:: Records for the exercise ::

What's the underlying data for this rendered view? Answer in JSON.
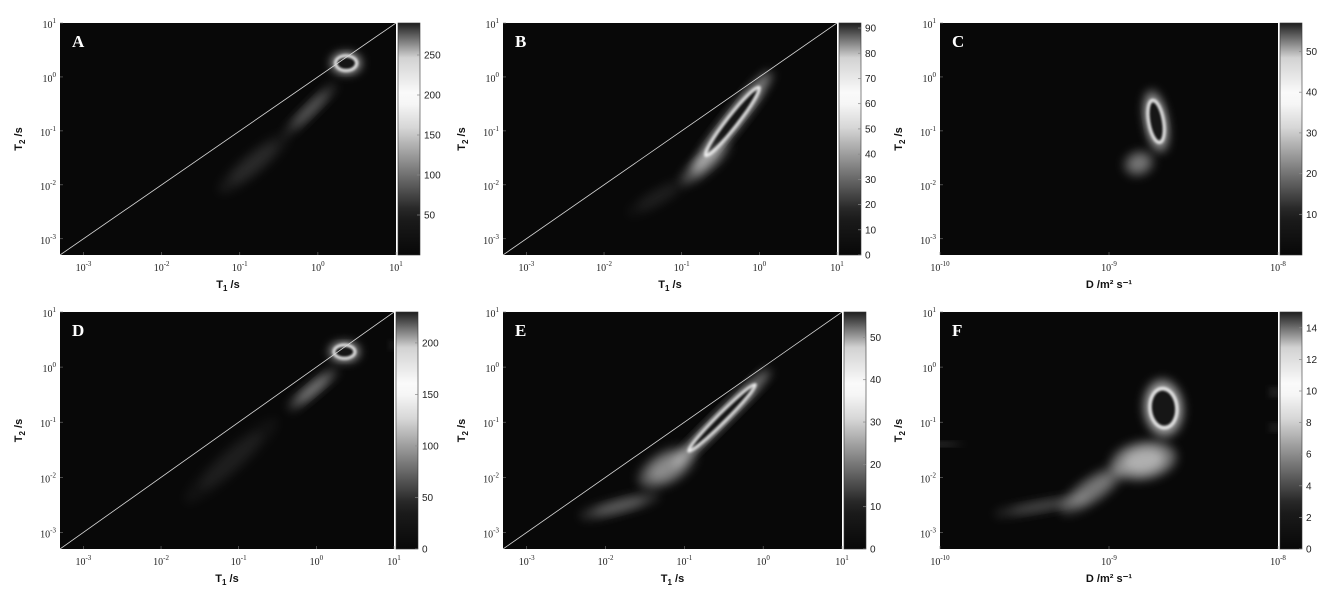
{
  "chart_data": [
    {
      "panel": "A",
      "type": "heatmap",
      "xlabel_main": "T",
      "xlabel_sub": "1",
      "xlabel_unit": " /s",
      "ylabel_main": "T",
      "ylabel_sub": "2",
      "ylabel_unit": " /s",
      "x_scale": "log",
      "y_scale": "log",
      "xlim": [
        0.0005,
        10
      ],
      "ylim": [
        0.0005,
        10
      ],
      "x_ticks": [
        0.001,
        0.01,
        0.1,
        1,
        10
      ],
      "x_tick_labels": [
        {
          "base": "10",
          "exp": "-3"
        },
        {
          "base": "10",
          "exp": "-2"
        },
        {
          "base": "10",
          "exp": "-1"
        },
        {
          "base": "10",
          "exp": "0"
        },
        {
          "base": "10",
          "exp": "1"
        }
      ],
      "y_ticks": [
        0.001,
        0.01,
        0.1,
        1,
        10
      ],
      "y_tick_labels": [
        {
          "base": "10",
          "exp": "-3"
        },
        {
          "base": "10",
          "exp": "-2"
        },
        {
          "base": "10",
          "exp": "-1"
        },
        {
          "base": "10",
          "exp": "0"
        },
        {
          "base": "10",
          "exp": "1"
        }
      ],
      "diagonal": true,
      "colorbar": {
        "min": 0,
        "max": 290,
        "ticks": [
          50,
          100,
          150,
          200,
          250
        ],
        "tick_labels": [
          "50",
          "100",
          "150",
          "200",
          "250"
        ]
      },
      "peaks": [
        {
          "x": 2.3,
          "y": 1.8,
          "sx": 0.17,
          "sy": 0.17,
          "rot": 0,
          "amp": 1.0,
          "ring": true
        },
        {
          "x": 0.8,
          "y": 0.25,
          "sx": 0.4,
          "sy": 0.1,
          "rot": 45,
          "amp": 0.35
        },
        {
          "x": 0.15,
          "y": 0.025,
          "sx": 0.5,
          "sy": 0.18,
          "rot": 40,
          "amp": 0.12
        }
      ]
    },
    {
      "panel": "B",
      "type": "heatmap",
      "xlabel_main": "T",
      "xlabel_sub": "1",
      "xlabel_unit": " /s",
      "ylabel_main": "T",
      "ylabel_sub": "2",
      "ylabel_unit": " /s",
      "x_scale": "log",
      "y_scale": "log",
      "xlim": [
        0.0005,
        10
      ],
      "ylim": [
        0.0005,
        10
      ],
      "x_ticks": [
        0.001,
        0.01,
        0.1,
        1,
        10
      ],
      "x_tick_labels": [
        {
          "base": "10",
          "exp": "-3"
        },
        {
          "base": "10",
          "exp": "-2"
        },
        {
          "base": "10",
          "exp": "-1"
        },
        {
          "base": "10",
          "exp": "0"
        },
        {
          "base": "10",
          "exp": "1"
        }
      ],
      "y_ticks": [
        0.001,
        0.01,
        0.1,
        1,
        10
      ],
      "y_tick_labels": [
        {
          "base": "10",
          "exp": "-3"
        },
        {
          "base": "10",
          "exp": "-2"
        },
        {
          "base": "10",
          "exp": "-1"
        },
        {
          "base": "10",
          "exp": "0"
        },
        {
          "base": "10",
          "exp": "1"
        }
      ],
      "diagonal": true,
      "colorbar": {
        "min": 0,
        "max": 92,
        "ticks": [
          0,
          10,
          20,
          30,
          40,
          50,
          60,
          70,
          80,
          90
        ],
        "tick_labels": [
          "0",
          "10",
          "20",
          "30",
          "40",
          "50",
          "60",
          "70",
          "80",
          "90"
        ]
      },
      "peaks": [
        {
          "x": 0.45,
          "y": 0.15,
          "sx": 0.7,
          "sy": 0.13,
          "rot": 52,
          "amp": 1.0,
          "ring": true
        },
        {
          "x": 0.2,
          "y": 0.025,
          "sx": 0.35,
          "sy": 0.15,
          "rot": 40,
          "amp": 0.45
        },
        {
          "x": 0.05,
          "y": 0.006,
          "sx": 0.4,
          "sy": 0.15,
          "rot": 30,
          "amp": 0.08
        }
      ]
    },
    {
      "panel": "C",
      "type": "heatmap",
      "xlabel_main": "D",
      "xlabel_sub": "",
      "xlabel_unit": " /m² s⁻¹",
      "ylabel_main": "T",
      "ylabel_sub": "2",
      "ylabel_unit": " /s",
      "x_scale": "log",
      "y_scale": "log",
      "xlim": [
        1e-10,
        1e-08
      ],
      "ylim": [
        0.0005,
        10
      ],
      "x_ticks": [
        1e-10,
        1e-09,
        1e-08
      ],
      "x_tick_labels": [
        {
          "base": "10",
          "exp": "-10"
        },
        {
          "base": "10",
          "exp": "-9"
        },
        {
          "base": "10",
          "exp": "-8"
        }
      ],
      "y_ticks": [
        0.001,
        0.01,
        0.1,
        1,
        10
      ],
      "y_tick_labels": [
        {
          "base": "10",
          "exp": "-3"
        },
        {
          "base": "10",
          "exp": "-2"
        },
        {
          "base": "10",
          "exp": "-1"
        },
        {
          "base": "10",
          "exp": "0"
        },
        {
          "base": "10",
          "exp": "1"
        }
      ],
      "diagonal": false,
      "colorbar": {
        "min": 0,
        "max": 57,
        "ticks": [
          10,
          20,
          30,
          40,
          50
        ],
        "tick_labels": [
          "10",
          "20",
          "30",
          "40",
          "50"
        ]
      },
      "peaks": [
        {
          "x": 1.9e-09,
          "y": 0.15,
          "sx": 0.055,
          "sy": 0.5,
          "rot": 10,
          "amp": 1.0,
          "ring": true
        },
        {
          "x": 1.5e-09,
          "y": 0.025,
          "sx": 0.08,
          "sy": 0.2,
          "rot": 20,
          "amp": 0.45
        }
      ]
    },
    {
      "panel": "D",
      "type": "heatmap",
      "xlabel_main": "T",
      "xlabel_sub": "1",
      "xlabel_unit": " /s",
      "ylabel_main": "T",
      "ylabel_sub": "2",
      "ylabel_unit": " /s",
      "x_scale": "log",
      "y_scale": "log",
      "xlim": [
        0.0005,
        10
      ],
      "ylim": [
        0.0005,
        10
      ],
      "x_ticks": [
        0.001,
        0.01,
        0.1,
        1,
        10
      ],
      "x_tick_labels": [
        {
          "base": "10",
          "exp": "-3"
        },
        {
          "base": "10",
          "exp": "-2"
        },
        {
          "base": "10",
          "exp": "-1"
        },
        {
          "base": "10",
          "exp": "0"
        },
        {
          "base": "10",
          "exp": "1"
        }
      ],
      "y_ticks": [
        0.001,
        0.01,
        0.1,
        1,
        10
      ],
      "y_tick_labels": [
        {
          "base": "10",
          "exp": "-3"
        },
        {
          "base": "10",
          "exp": "-2"
        },
        {
          "base": "10",
          "exp": "-1"
        },
        {
          "base": "10",
          "exp": "0"
        },
        {
          "base": "10",
          "exp": "1"
        }
      ],
      "diagonal": true,
      "colorbar": {
        "min": 0,
        "max": 230,
        "ticks": [
          0,
          50,
          100,
          150,
          200
        ],
        "tick_labels": [
          "0",
          "50",
          "100",
          "150",
          "200"
        ]
      },
      "peaks": [
        {
          "x": 2.3,
          "y": 1.9,
          "sx": 0.17,
          "sy": 0.15,
          "rot": 0,
          "amp": 1.0,
          "ring": true
        },
        {
          "x": 0.9,
          "y": 0.4,
          "sx": 0.35,
          "sy": 0.1,
          "rot": 40,
          "amp": 0.5
        },
        {
          "x": 0.08,
          "y": 0.02,
          "sx": 0.7,
          "sy": 0.2,
          "rot": 42,
          "amp": 0.08
        },
        {
          "x": 9.5,
          "y": 2.5,
          "sx": 0.03,
          "sy": 0.05,
          "rot": 0,
          "amp": 0.35
        }
      ]
    },
    {
      "panel": "E",
      "type": "heatmap",
      "xlabel_main": "T",
      "xlabel_sub": "1",
      "xlabel_unit": " /s",
      "ylabel_main": "T",
      "ylabel_sub": "2",
      "ylabel_unit": " /s",
      "x_scale": "log",
      "y_scale": "log",
      "xlim": [
        0.0005,
        10
      ],
      "ylim": [
        0.0005,
        10
      ],
      "x_ticks": [
        0.001,
        0.01,
        0.1,
        1,
        10
      ],
      "x_tick_labels": [
        {
          "base": "10",
          "exp": "-3"
        },
        {
          "base": "10",
          "exp": "-2"
        },
        {
          "base": "10",
          "exp": "-1"
        },
        {
          "base": "10",
          "exp": "0"
        },
        {
          "base": "10",
          "exp": "1"
        }
      ],
      "y_ticks": [
        0.001,
        0.01,
        0.1,
        1,
        10
      ],
      "y_tick_labels": [
        {
          "base": "10",
          "exp": "-3"
        },
        {
          "base": "10",
          "exp": "-2"
        },
        {
          "base": "10",
          "exp": "-1"
        },
        {
          "base": "10",
          "exp": "0"
        },
        {
          "base": "10",
          "exp": "1"
        }
      ],
      "diagonal": true,
      "colorbar": {
        "min": 0,
        "max": 56,
        "ticks": [
          0,
          10,
          20,
          30,
          40,
          50
        ],
        "tick_labels": [
          "0",
          "10",
          "20",
          "30",
          "40",
          "50"
        ]
      },
      "peaks": [
        {
          "x": 0.3,
          "y": 0.12,
          "sx": 0.75,
          "sy": 0.1,
          "rot": 45,
          "amp": 1.0,
          "ring": true
        },
        {
          "x": 0.06,
          "y": 0.015,
          "sx": 0.35,
          "sy": 0.25,
          "rot": 30,
          "amp": 0.55
        },
        {
          "x": 0.015,
          "y": 0.003,
          "sx": 0.45,
          "sy": 0.12,
          "rot": 15,
          "amp": 0.35
        }
      ]
    },
    {
      "panel": "F",
      "type": "heatmap",
      "xlabel_main": "D",
      "xlabel_sub": "",
      "xlabel_unit": " /m² s⁻¹",
      "ylabel_main": "T",
      "ylabel_sub": "2",
      "ylabel_unit": " /s",
      "x_scale": "log",
      "y_scale": "log",
      "xlim": [
        1e-10,
        1e-08
      ],
      "ylim": [
        0.0005,
        10
      ],
      "x_ticks": [
        1e-10,
        1e-09,
        1e-08
      ],
      "x_tick_labels": [
        {
          "base": "10",
          "exp": "-10"
        },
        {
          "base": "10",
          "exp": "-9"
        },
        {
          "base": "10",
          "exp": "-8"
        }
      ],
      "y_ticks": [
        0.001,
        0.01,
        0.1,
        1,
        10
      ],
      "y_tick_labels": [
        {
          "base": "10",
          "exp": "-3"
        },
        {
          "base": "10",
          "exp": "-2"
        },
        {
          "base": "10",
          "exp": "-1"
        },
        {
          "base": "10",
          "exp": "0"
        },
        {
          "base": "10",
          "exp": "1"
        }
      ],
      "diagonal": false,
      "colorbar": {
        "min": 0,
        "max": 15,
        "ticks": [
          0,
          2,
          4,
          6,
          8,
          10,
          12,
          14
        ],
        "tick_labels": [
          "0",
          "2",
          "4",
          "6",
          "8",
          "10",
          "12",
          "14"
        ]
      },
      "peaks": [
        {
          "x": 2.1e-09,
          "y": 0.18,
          "sx": 0.1,
          "sy": 0.45,
          "rot": 5,
          "amp": 1.0,
          "ring": true
        },
        {
          "x": 1.6e-09,
          "y": 0.02,
          "sx": 0.17,
          "sy": 0.3,
          "rot": 10,
          "amp": 0.75
        },
        {
          "x": 8e-10,
          "y": 0.006,
          "sx": 0.2,
          "sy": 0.2,
          "rot": 35,
          "amp": 0.45
        },
        {
          "x": 4e-10,
          "y": 0.003,
          "sx": 0.25,
          "sy": 0.1,
          "rot": 10,
          "amp": 0.25
        },
        {
          "x": 1e-10,
          "y": 0.04,
          "sx": 0.12,
          "sy": 0.03,
          "rot": 0,
          "amp": 0.3
        },
        {
          "x": 9.6e-09,
          "y": 0.35,
          "sx": 0.025,
          "sy": 0.06,
          "rot": 0,
          "amp": 0.35
        },
        {
          "x": 9.6e-09,
          "y": 0.08,
          "sx": 0.025,
          "sy": 0.05,
          "rot": 0,
          "amp": 0.3
        }
      ]
    }
  ]
}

:::

Task objective
Which lines contain the word "panel"? Copy each of them.

Exercise solution
      "panel": "A",
      "panel": "B",
      "panel": "C",
      "panel": "D",
      "panel": "E",
      "panel": "F",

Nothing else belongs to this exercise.